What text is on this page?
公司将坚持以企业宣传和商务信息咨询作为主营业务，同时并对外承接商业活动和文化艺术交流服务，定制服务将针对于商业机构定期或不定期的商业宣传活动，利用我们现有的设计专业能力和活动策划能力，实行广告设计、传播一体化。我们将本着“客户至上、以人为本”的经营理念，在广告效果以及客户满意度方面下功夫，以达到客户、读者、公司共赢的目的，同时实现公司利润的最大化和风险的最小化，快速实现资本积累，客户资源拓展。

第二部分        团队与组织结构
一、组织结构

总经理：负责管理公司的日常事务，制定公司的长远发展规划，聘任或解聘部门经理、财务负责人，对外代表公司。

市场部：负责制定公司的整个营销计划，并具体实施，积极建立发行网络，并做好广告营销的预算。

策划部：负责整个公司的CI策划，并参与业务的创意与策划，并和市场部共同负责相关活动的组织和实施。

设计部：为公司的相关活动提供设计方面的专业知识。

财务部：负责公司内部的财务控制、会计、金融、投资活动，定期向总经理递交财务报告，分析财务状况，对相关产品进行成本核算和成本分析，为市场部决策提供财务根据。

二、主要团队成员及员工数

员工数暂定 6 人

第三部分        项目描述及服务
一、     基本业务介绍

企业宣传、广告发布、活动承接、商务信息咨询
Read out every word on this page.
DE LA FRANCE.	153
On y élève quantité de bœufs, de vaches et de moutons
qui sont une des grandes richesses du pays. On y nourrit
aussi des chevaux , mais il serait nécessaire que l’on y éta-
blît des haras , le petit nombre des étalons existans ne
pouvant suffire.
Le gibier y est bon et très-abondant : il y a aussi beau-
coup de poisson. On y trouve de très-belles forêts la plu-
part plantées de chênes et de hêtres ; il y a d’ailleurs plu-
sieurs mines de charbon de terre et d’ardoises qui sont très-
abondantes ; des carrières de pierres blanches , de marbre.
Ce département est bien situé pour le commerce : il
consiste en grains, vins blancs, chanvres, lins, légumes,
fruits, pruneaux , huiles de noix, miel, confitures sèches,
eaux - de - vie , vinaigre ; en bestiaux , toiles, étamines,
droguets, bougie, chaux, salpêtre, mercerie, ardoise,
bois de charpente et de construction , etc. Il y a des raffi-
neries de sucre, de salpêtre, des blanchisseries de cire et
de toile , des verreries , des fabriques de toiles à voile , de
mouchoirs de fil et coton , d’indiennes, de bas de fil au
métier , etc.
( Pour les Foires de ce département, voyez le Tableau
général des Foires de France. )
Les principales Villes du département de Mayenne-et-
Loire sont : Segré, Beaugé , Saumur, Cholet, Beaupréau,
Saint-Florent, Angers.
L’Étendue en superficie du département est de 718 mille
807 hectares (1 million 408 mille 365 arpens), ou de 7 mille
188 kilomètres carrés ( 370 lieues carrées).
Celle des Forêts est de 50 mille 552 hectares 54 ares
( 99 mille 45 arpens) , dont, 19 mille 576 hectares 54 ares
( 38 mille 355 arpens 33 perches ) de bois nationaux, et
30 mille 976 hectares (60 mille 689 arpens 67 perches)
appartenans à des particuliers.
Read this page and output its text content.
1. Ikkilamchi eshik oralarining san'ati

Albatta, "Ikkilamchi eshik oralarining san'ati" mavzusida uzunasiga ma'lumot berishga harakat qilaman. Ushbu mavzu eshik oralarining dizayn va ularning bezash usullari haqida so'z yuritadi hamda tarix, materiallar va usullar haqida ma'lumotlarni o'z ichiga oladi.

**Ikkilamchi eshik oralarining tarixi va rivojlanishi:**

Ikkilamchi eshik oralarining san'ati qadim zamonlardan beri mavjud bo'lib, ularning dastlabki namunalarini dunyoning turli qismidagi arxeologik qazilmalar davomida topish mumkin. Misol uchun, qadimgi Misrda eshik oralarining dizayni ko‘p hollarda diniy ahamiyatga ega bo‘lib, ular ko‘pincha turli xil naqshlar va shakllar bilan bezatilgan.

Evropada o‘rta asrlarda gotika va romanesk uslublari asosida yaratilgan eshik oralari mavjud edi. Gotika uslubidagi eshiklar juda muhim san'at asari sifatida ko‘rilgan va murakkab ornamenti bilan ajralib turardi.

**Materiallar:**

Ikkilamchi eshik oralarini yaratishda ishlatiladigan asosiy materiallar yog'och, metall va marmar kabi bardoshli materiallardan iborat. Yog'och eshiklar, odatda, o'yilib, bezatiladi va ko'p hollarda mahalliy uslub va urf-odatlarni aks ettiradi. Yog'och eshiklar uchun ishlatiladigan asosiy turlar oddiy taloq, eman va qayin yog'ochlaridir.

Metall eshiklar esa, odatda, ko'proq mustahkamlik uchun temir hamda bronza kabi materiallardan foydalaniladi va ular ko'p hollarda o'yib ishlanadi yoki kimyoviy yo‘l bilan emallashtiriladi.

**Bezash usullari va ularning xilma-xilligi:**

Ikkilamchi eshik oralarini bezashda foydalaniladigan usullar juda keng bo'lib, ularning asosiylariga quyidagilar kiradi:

TASK INSTRUCTIONS ▸ Go through the records above and set each one down exactly, please.

SOLUTION TO THIS EXERCISE ▸
What text is on this page?
公司将坚持以企业宣传和商务信息咨询作为主营业务，同时并对外承接商业活动和文化艺术交流服务，定制服务将针对于商业机构定期或不定期的商业宣传活动，利用我们现有的设计专业能力和活动策划能力，实行广告设计、传播一体化。我们将本着“客户至上、以人为本”的经营理念，在广告效果以及客户满意度方面下功夫，以达到客户、读者、公司共赢的目的，同时实现公司利润的最大化和风险的最小化，快速实现资本积累，客户资源拓展。

第二部分        团队与组织结构
一、组织结构

总经理：负责管理公司的日常事务，制定公司的长远发展规划，聘任或解聘部门经理、财务负责人，对外代表公司。

市场部：负责制定公司的整个营销计划，并具体实施，积极建立发行网络，并做好广告营销的预算。

策划部：负责整个公司的CI策划，并参与业务的创意与策划，并和市场部共同负责相关活动的组织和实施。

设计部：为公司的相关活动提供设计方面的专业知识。

财务部：负责公司内部的财务控制、会计、金融、投资活动，定期向总经理递交财务报告，分析财务状况，对相关产品进行成本核算和成本分析，为市场部决策提供财务根据。

二、主要团队成员及员工数

员工数暂定 6 人

第三部分        项目描述及服务
一、     基本业务介绍

企业宣传、广告发布、活动承接、商务信息咨询
Read out every word on this page.
DE LA FRANCE.	153
On y élève quantité de bœufs, de vaches et de moutons
qui sont une des grandes richesses du pays. On y nourrit
aussi des chevaux , mais il serait nécessaire que l’on y éta-
blît des haras , le petit nombre des étalons existans ne
pouvant suffire.
Le gibier y est bon et très-abondant : il y a aussi beau-
coup de poisson. On y trouve de très-belles forêts la plu-
part plantées de chênes et de hêtres ; il y a d’ailleurs plu-
sieurs mines de charbon de terre et d’ardoises qui sont très-
abondantes ; des carrières de pierres blanches , de marbre.
Ce département est bien situé pour le commerce : il
consiste en grains, vins blancs, chanvres, lins, légumes,
fruits, pruneaux , huiles de noix, miel, confitures sèches,
eaux - de - vie , vinaigre ; en bestiaux , toiles, étamines,
droguets, bougie, chaux, salpêtre, mercerie, ardoise,
bois de charpente et de construction , etc. Il y a des raffi-
neries de sucre, de salpêtre, des blanchisseries de cire et
de toile , des verreries , des fabriques de toiles à voile , de
mouchoirs de fil et coton , d’indiennes, de bas de fil au
métier , etc.
( Pour les Foires de ce département, voyez le Tableau
général des Foires de France. )
Les principales Villes du département de Mayenne-et-
Loire sont : Segré, Beaugé , Saumur, Cholet, Beaupréau,
Saint-Florent, Angers.
L’Étendue en superficie du département est de 718 mille
807 hectares (1 million 408 mille 365 arpens), ou de 7 mille
188 kilomètres carrés ( 370 lieues carrées).
Celle des Forêts est de 50 mille 552 hectares 54 ares
( 99 mille 45 arpens) , dont, 19 mille 576 hectares 54 ares
( 38 mille 355 arpens 33 perches ) de bois nationaux, et
30 mille 976 hectares (60 mille 689 arpens 67 perches)
appartenans à des particuliers.
Read this page and output its text content.
1. Ikkilamchi eshik oralarining san'ati

Albatta, "Ikkilamchi eshik oralarining san'ati" mavzusida uzunasiga ma'lumot berishga harakat qilaman. Ushbu mavzu eshik oralarining dizayn va ularning bezash usullari haqida so'z yuritadi hamda tarix, materiallar va usullar haqida ma'lumotlarni o'z ichiga oladi.

**Ikkilamchi eshik oralarining tarixi va rivojlanishi:**

Ikkilamchi eshik oralarining san'ati qadim zamonlardan beri mavjud bo'lib, ularning dastlabki namunalarini dunyoning turli qismidagi arxeologik qazilmalar davomida topish mumkin. Misol uchun, qadimgi Misrda eshik oralarining dizayni ko‘p hollarda diniy ahamiyatga ega bo‘lib, ular ko‘pincha turli xil naqshlar va shakllar bilan bezatilgan.

Evropada o‘rta asrlarda gotika va romanesk uslublari asosida yaratilgan eshik oralari mavjud edi. Gotika uslubidagi eshiklar juda muhim san'at asari sifatida ko‘rilgan va murakkab ornamenti bilan ajralib turardi.

**Materiallar:**

Ikkilamchi eshik oralarini yaratishda ishlatiladigan asosiy materiallar yog'och, metall va marmar kabi bardoshli materiallardan iborat. Yog'och eshiklar, odatda, o'yilib, bezatiladi va ko'p hollarda mahalliy uslub va urf-odatlarni aks ettiradi. Yog'och eshiklar uchun ishlatiladigan asosiy turlar oddiy taloq, eman va qayin yog'ochlaridir.

Metall eshiklar esa, odatda, ko'proq mustahkamlik uchun temir hamda bronza kabi materiallardan foydalaniladi va ular ko'p hollarda o'yib ishlanadi yoki kimyoviy yo‘l bilan emallashtiriladi.

**Bezash usullari va ularning xilma-xilligi:**

Ikkilamchi eshik oralarini bezashda foydalaniladigan usullar juda keng bo'lib, ularning asosiylariga quyidagilar kiradi:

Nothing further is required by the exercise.